| Given problem |
Copy all the entries below exactly, but not the pictures.
------------
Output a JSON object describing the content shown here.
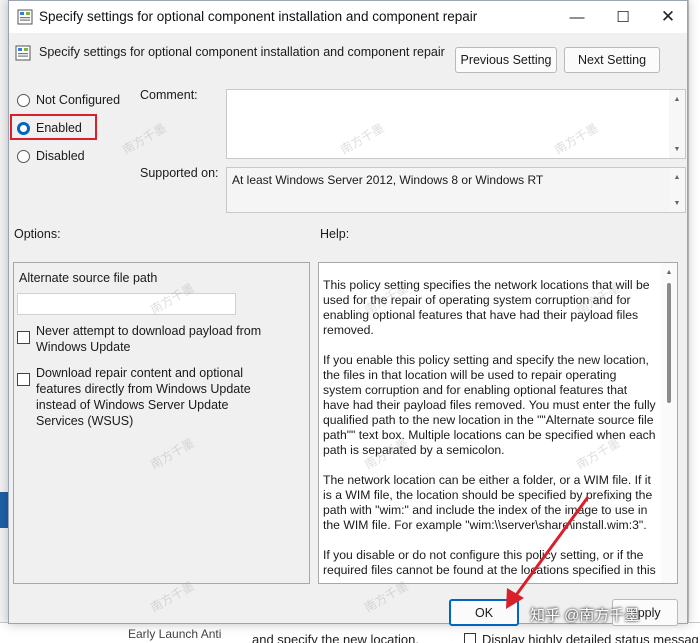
{
  "dialog": {
    "title": "Specify settings for optional component installation and component repair",
    "header": "Specify settings for optional component installation and component repair",
    "prev_button": "Previous Setting",
    "next_button": "Next Setting"
  },
  "state": {
    "options": [
      "Not Configured",
      "Enabled",
      "Disabled"
    ],
    "selected": "Enabled",
    "highlight_color": "#d9202a"
  },
  "comment": {
    "label": "Comment:",
    "value": ""
  },
  "supported": {
    "label": "Supported on:",
    "value": "At least Windows Server 2012, Windows 8 or Windows RT"
  },
  "options_section": {
    "label": "Options:",
    "alt_source_label": "Alternate source file path",
    "alt_source_value": "",
    "checkboxes": [
      {
        "label": "Never attempt to download payload from Windows Update",
        "checked": false
      },
      {
        "label": "Download repair content and optional features directly from Windows Update instead of Windows Server Update Services (WSUS)",
        "checked": false
      }
    ]
  },
  "help_section": {
    "label": "Help:",
    "paragraphs": [
      "This policy setting specifies the network locations that will be used for the repair of operating system corruption and for enabling optional features that have had their payload files removed.",
      "If you enable this policy setting and specify the new location, the files in that location will be used to repair operating system corruption and for enabling optional features that have had their payload files removed. You must enter the fully qualified path to the new location in the \"\"Alternate source file path\"\" text box. Multiple locations can be specified when each path is separated by a semicolon.",
      "The network location can be either a folder, or a WIM file. If it is a WIM file, the location should be specified by prefixing the path with \"wim:\" and include the index of the image to use in the WIM file. For example \"wim:\\\\server\\share\\install.wim:3\".",
      "If you disable or do not configure this policy setting, or if the required files cannot be found at the locations specified in this"
    ]
  },
  "footer": {
    "ok_button": "OK",
    "apply_button": "Apply"
  },
  "background": {
    "bottom_text": "and specify the new location.",
    "bottom_left_text": "Early Launch Anti",
    "bottom_right_text": "Display highly detailed status messag"
  },
  "overlay": {
    "watermark": "南方千墨",
    "zhihu_credit": "知乎 @南方千墨"
  },
  "accent_color": "#0067c0"
}
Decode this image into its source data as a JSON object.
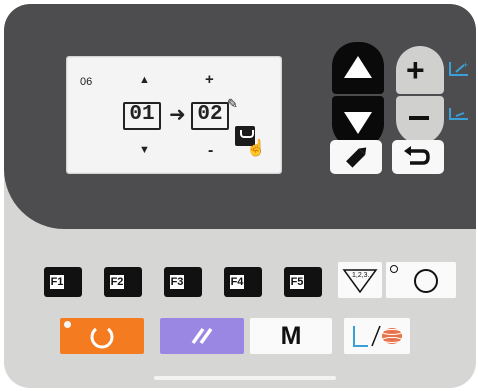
{
  "lcd": {
    "program_number": "06",
    "from_value": "01",
    "to_value": "02",
    "up_symbol": "+",
    "down_symbol": "-"
  },
  "keys": {
    "m_label": "M",
    "f_keys": [
      "F1",
      "F2",
      "F3",
      "F4",
      "F5"
    ],
    "counter_label": "1,2,3.."
  },
  "colors": {
    "orange": "#f47b20",
    "purple": "#9a86e3"
  },
  "icons": {
    "up": "up-triangle-icon",
    "down": "down-triangle-icon",
    "plus": "plus-icon",
    "minus": "minus-icon",
    "edit": "pencil-icon",
    "return": "return-icon",
    "reset": "circle-arrow-icon",
    "slash": "double-slash-icon",
    "bobbin": "bobbin-icon",
    "circle": "circle-icon",
    "hand": "hand-cursor-icon"
  }
}
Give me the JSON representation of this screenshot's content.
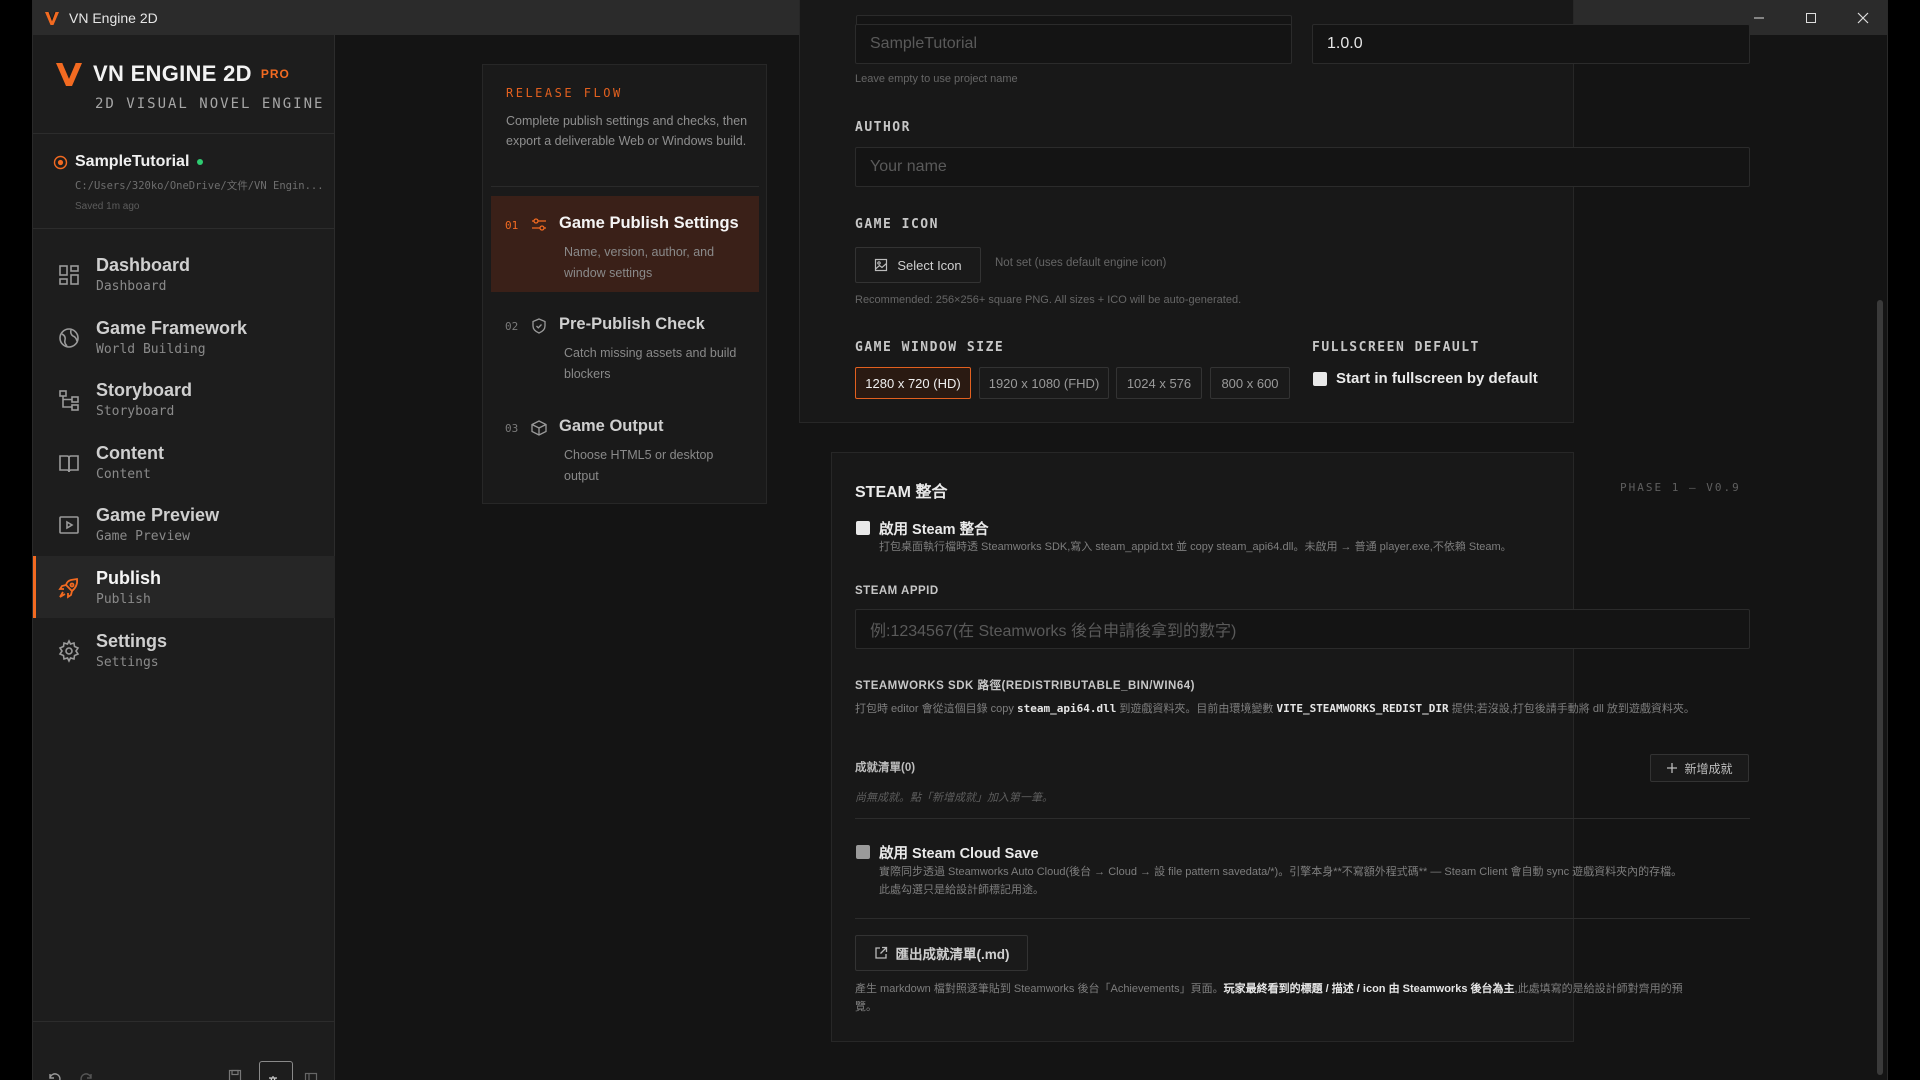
{
  "window": {
    "title": "VN Engine 2D"
  },
  "brand": {
    "title": "VN ENGINE 2D",
    "badge": "PRO",
    "subtitle": "2D VISUAL NOVEL ENGINE"
  },
  "project": {
    "name": "SampleTutorial",
    "path": "C:/Users/320ko/OneDrive/文件/VN Engin...",
    "saved": "Saved 1m ago"
  },
  "nav": [
    {
      "label": "Dashboard",
      "sub": "Dashboard",
      "icon": "dashboard-icon"
    },
    {
      "label": "Game Framework",
      "sub": "World Building",
      "icon": "globe-icon"
    },
    {
      "label": "Storyboard",
      "sub": "Storyboard",
      "icon": "flowchart-icon"
    },
    {
      "label": "Content",
      "sub": "Content",
      "icon": "book-icon"
    },
    {
      "label": "Game Preview",
      "sub": "Game Preview",
      "icon": "play-icon"
    },
    {
      "label": "Publish",
      "sub": "Publish",
      "icon": "rocket-icon",
      "active": true
    },
    {
      "label": "Settings",
      "sub": "Settings",
      "icon": "gear-icon"
    }
  ],
  "release": {
    "label": "RELEASE FLOW",
    "desc": "Complete publish settings and checks, then export a deliverable Web or Windows build.",
    "steps": [
      {
        "num": "01",
        "title": "Game Publish Settings",
        "desc": "Name, version, author, and window settings"
      },
      {
        "num": "02",
        "title": "Pre-Publish Check",
        "desc": "Catch missing assets and build blockers"
      },
      {
        "num": "03",
        "title": "Game Output",
        "desc": "Choose HTML5 or desktop output"
      }
    ]
  },
  "settings": {
    "name_placeholder": "SampleTutorial",
    "version_value": "1.0.0",
    "name_hint": "Leave empty to use project name",
    "author_label": "AUTHOR",
    "author_placeholder": "Your name",
    "icon_label": "GAME ICON",
    "select_icon": "Select Icon",
    "icon_status": "Not set (uses default engine icon)",
    "icon_hint": "Recommended: 256×256+ square PNG. All sizes + ICO will be auto-generated.",
    "window_size_label": "GAME WINDOW SIZE",
    "sizes": [
      "1280 x 720 (HD)",
      "1920 x 1080 (FHD)",
      "1024 x 576",
      "800 x 600"
    ],
    "fullscreen_label": "FULLSCREEN DEFAULT",
    "fullscreen_option": "Start in fullscreen by default"
  },
  "steam": {
    "title": "STEAM 整合",
    "phase": "PHASE 1 — V0.9",
    "enable_label": "啟用 Steam 整合",
    "enable_desc": "打包桌面執行檔時透 Steamworks SDK,寫入 steam_appid.txt 並 copy steam_api64.dll。未啟用 → 普通 player.exe,不依賴 Steam。",
    "appid_label": "STEAM APPID",
    "appid_placeholder": "例:1234567(在 Steamworks 後台申請後拿到的數字)",
    "sdk_label": "STEAMWORKS SDK 路徑(REDISTRIBUTABLE_BIN/WIN64)",
    "sdk_desc_1": "打包時 editor 會從這個目錄 copy ",
    "sdk_desc_bold_1": "steam_api64.dll",
    "sdk_desc_2": " 到遊戲資料夾。目前由環境變數 ",
    "sdk_desc_bold_2": "VITE_STEAMWORKS_REDIST_DIR",
    "sdk_desc_3": " 提供;若沒設,打包後請手動將 dll 放到遊戲資料夾。",
    "achievements_label": "成就清單(0)",
    "add_achievement": "新增成就",
    "achievements_empty": "尚無成就。點「新增成就」加入第一筆。",
    "cloud_label": "啟用 Steam Cloud Save",
    "cloud_desc_1": "實際同步透過 Steamworks Auto Cloud(後台 → Cloud → 設 file pattern savedata/*)。引擎本身**不寫額外程式碼** — Steam Client 會自動 sync 遊戲資料夾內的存檔。",
    "cloud_desc_2": "此處勾選只是給設計師標記用途。",
    "export_label": "匯出成就清單(.md)",
    "export_desc_1": "產生 markdown 檔對照逐筆貼到 Steamworks 後台「Achievements」頁面。",
    "export_desc_bold": "玩家最終看到的標題 / 描述 / icon 由 Steamworks 後台為主",
    "export_desc_2": ",此處填寫的是給設計師對齊用的預",
    "export_desc_3": "覽。"
  },
  "colors": {
    "accent": "#f26a21",
    "online": "#2ecc71",
    "bg": "#141414"
  }
}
------------
| Exercise result |
Output a JSON object describing the content shown here.
{
  "dialog": {
    "title": "Specify settings for optional component installation and component repair",
    "header": "Specify settings for optional component installation and component repair",
    "prev_button": "Previous Setting",
    "next_button": "Next Setting"
  },
  "state": {
    "options": [
      "Not Configured",
      "Enabled",
      "Disabled"
    ],
    "selected": "Enabled",
    "highlight_color": "#d9202a"
  },
  "comment": {
    "label": "Comment:",
    "value": ""
  },
  "supported": {
    "label": "Supported on:",
    "value": "At least Windows Server 2012, Windows 8 or Windows RT"
  },
  "options_section": {
    "label": "Options:",
    "alt_source_label": "Alternate source file path",
    "alt_source_value": "",
    "checkboxes": [
      {
        "label": "Never attempt to download payload from Windows Update",
        "checked": false
      },
      {
        "label": "Download repair content and optional features directly from Windows Update instead of Windows Server Update Services (WSUS)",
        "checked": false
      }
    ]
  },
  "help_section": {
    "label": "Help:",
    "paragraphs": [
      "This policy setting specifies the network locations that will be used for the repair of operating system corruption and for enabling optional features that have had their payload files removed.",
      "If you enable this policy setting and specify the new location, the files in that location will be used to repair operating system corruption and for enabling optional features that have had their payload files removed. You must enter the fully qualified path to the new location in the \"\"Alternate source file path\"\" text box. Multiple locations can be specified when each path is separated by a semicolon.",
      "The network location can be either a folder, or a WIM file. If it is a WIM file, the location should be specified by prefixing the path with \"wim:\" and include the index of the image to use in the WIM file. For example \"wim:\\\\server\\share\\install.wim:3\".",
      "If you disable or do not configure this policy setting, or if the required files cannot be found at the locations specified in this"
    ]
  },
  "footer": {
    "ok_button": "OK",
    "apply_button": "Apply"
  },
  "background": {
    "bottom_text": "and specify the new location.",
    "bottom_left_text": "Early Launch Anti",
    "bottom_right_text": "Display highly detailed status messag"
  },
  "overlay": {
    "watermark": "南方千墨",
    "zhihu_credit": "知乎 @南方千墨"
  },
  "accent_color": "#0067c0"
}
Decode this image into its source data as a JSON object.
{
  "lcd": {
    "program_number": "06",
    "from_value": "01",
    "to_value": "02",
    "up_symbol": "+",
    "down_symbol": "-"
  },
  "keys": {
    "m_label": "M",
    "f_keys": [
      "F1",
      "F2",
      "F3",
      "F4",
      "F5"
    ],
    "counter_label": "1,2,3.."
  },
  "colors": {
    "orange": "#f47b20",
    "purple": "#9a86e3"
  },
  "icons": {
    "up": "up-triangle-icon",
    "down": "down-triangle-icon",
    "plus": "plus-icon",
    "minus": "minus-icon",
    "edit": "pencil-icon",
    "return": "return-icon",
    "reset": "circle-arrow-icon",
    "slash": "double-slash-icon",
    "bobbin": "bobbin-icon",
    "circle": "circle-icon",
    "hand": "hand-cursor-icon"
  }
}
Give me the JSON representation of this screenshot's content.
{
  "window": {
    "title": "VN Engine 2D"
  },
  "brand": {
    "title": "VN ENGINE 2D",
    "badge": "PRO",
    "subtitle": "2D VISUAL NOVEL ENGINE"
  },
  "project": {
    "name": "SampleTutorial",
    "path": "C:/Users/320ko/OneDrive/文件/VN Engin...",
    "saved": "Saved 1m ago"
  },
  "nav": [
    {
      "label": "Dashboard",
      "sub": "Dashboard",
      "icon": "dashboard-icon"
    },
    {
      "label": "Game Framework",
      "sub": "World Building",
      "icon": "globe-icon"
    },
    {
      "label": "Storyboard",
      "sub": "Storyboard",
      "icon": "flowchart-icon"
    },
    {
      "label": "Content",
      "sub": "Content",
      "icon": "book-icon"
    },
    {
      "label": "Game Preview",
      "sub": "Game Preview",
      "icon": "play-icon"
    },
    {
      "label": "Publish",
      "sub": "Publish",
      "icon": "rocket-icon",
      "active": true
    },
    {
      "label": "Settings",
      "sub": "Settings",
      "icon": "gear-icon"
    }
  ],
  "release": {
    "label": "RELEASE FLOW",
    "desc": "Complete publish settings and checks, then export a deliverable Web or Windows build.",
    "steps": [
      {
        "num": "01",
        "title": "Game Publish Settings",
        "desc": "Name, version, author, and window settings"
      },
      {
        "num": "02",
        "title": "Pre-Publish Check",
        "desc": "Catch missing assets and build blockers"
      },
      {
        "num": "03",
        "title": "Game Output",
        "desc": "Choose HTML5 or desktop output"
      }
    ]
  },
  "settings": {
    "name_placeholder": "SampleTutorial",
    "version_value": "1.0.0",
    "name_hint": "Leave empty to use project name",
    "author_label": "AUTHOR",
    "author_placeholder": "Your name",
    "icon_label": "GAME ICON",
    "select_icon": "Select Icon",
    "icon_status": "Not set (uses default engine icon)",
    "icon_hint": "Recommended: 256×256+ square PNG. All sizes + ICO will be auto-generated.",
    "window_size_label": "GAME WINDOW SIZE",
    "sizes": [
      "1280 x 720 (HD)",
      "1920 x 1080 (FHD)",
      "1024 x 576",
      "800 x 600"
    ],
    "fullscreen_label": "FULLSCREEN DEFAULT",
    "fullscreen_option": "Start in fullscreen by default"
  },
  "steam": {
    "title": "STEAM 整合",
    "phase": "PHASE 1 — V0.9",
    "enable_label": "啟用 Steam 整合",
    "enable_desc": "打包桌面執行檔時透 Steamworks SDK,寫入 steam_appid.txt 並 copy steam_api64.dll。未啟用 → 普通 player.exe,不依賴 Steam。",
    "appid_label": "STEAM APPID",
    "appid_placeholder": "例:1234567(在 Steamworks 後台申請後拿到的數字)",
    "sdk_label": "STEAMWORKS SDK 路徑(REDISTRIBUTABLE_BIN/WIN64)",
    "sdk_desc_1": "打包時 editor 會從這個目錄 copy ",
    "sdk_desc_bold_1": "steam_api64.dll",
    "sdk_desc_2": " 到遊戲資料夾。目前由環境變數 ",
    "sdk_desc_bold_2": "VITE_STEAMWORKS_REDIST_DIR",
    "sdk_desc_3": " 提供;若沒設,打包後請手動將 dll 放到遊戲資料夾。",
    "achievements_label": "成就清單(0)",
    "add_achievement": "新增成就",
    "achievements_empty": "尚無成就。點「新增成就」加入第一筆。",
    "cloud_label": "啟用 Steam Cloud Save",
    "cloud_desc_1": "實際同步透過 Steamworks Auto Cloud(後台 → Cloud → 設 file pattern savedata/*)。引擎本身**不寫額外程式碼** — Steam Client 會自動 sync 遊戲資料夾內的存檔。",
    "cloud_desc_2": "此處勾選只是給設計師標記用途。",
    "export_label": "匯出成就清單(.md)",
    "export_desc_1": "產生 markdown 檔對照逐筆貼到 Steamworks 後台「Achievements」頁面。",
    "export_desc_bold": "玩家最終看到的標題 / 描述 / icon 由 Steamworks 後台為主",
    "export_desc_2": ",此處填寫的是給設計師對齊用的預",
    "export_desc_3": "覽。"
  },
  "colors": {
    "accent": "#f26a21",
    "online": "#2ecc71",
    "bg": "#141414"
  }
}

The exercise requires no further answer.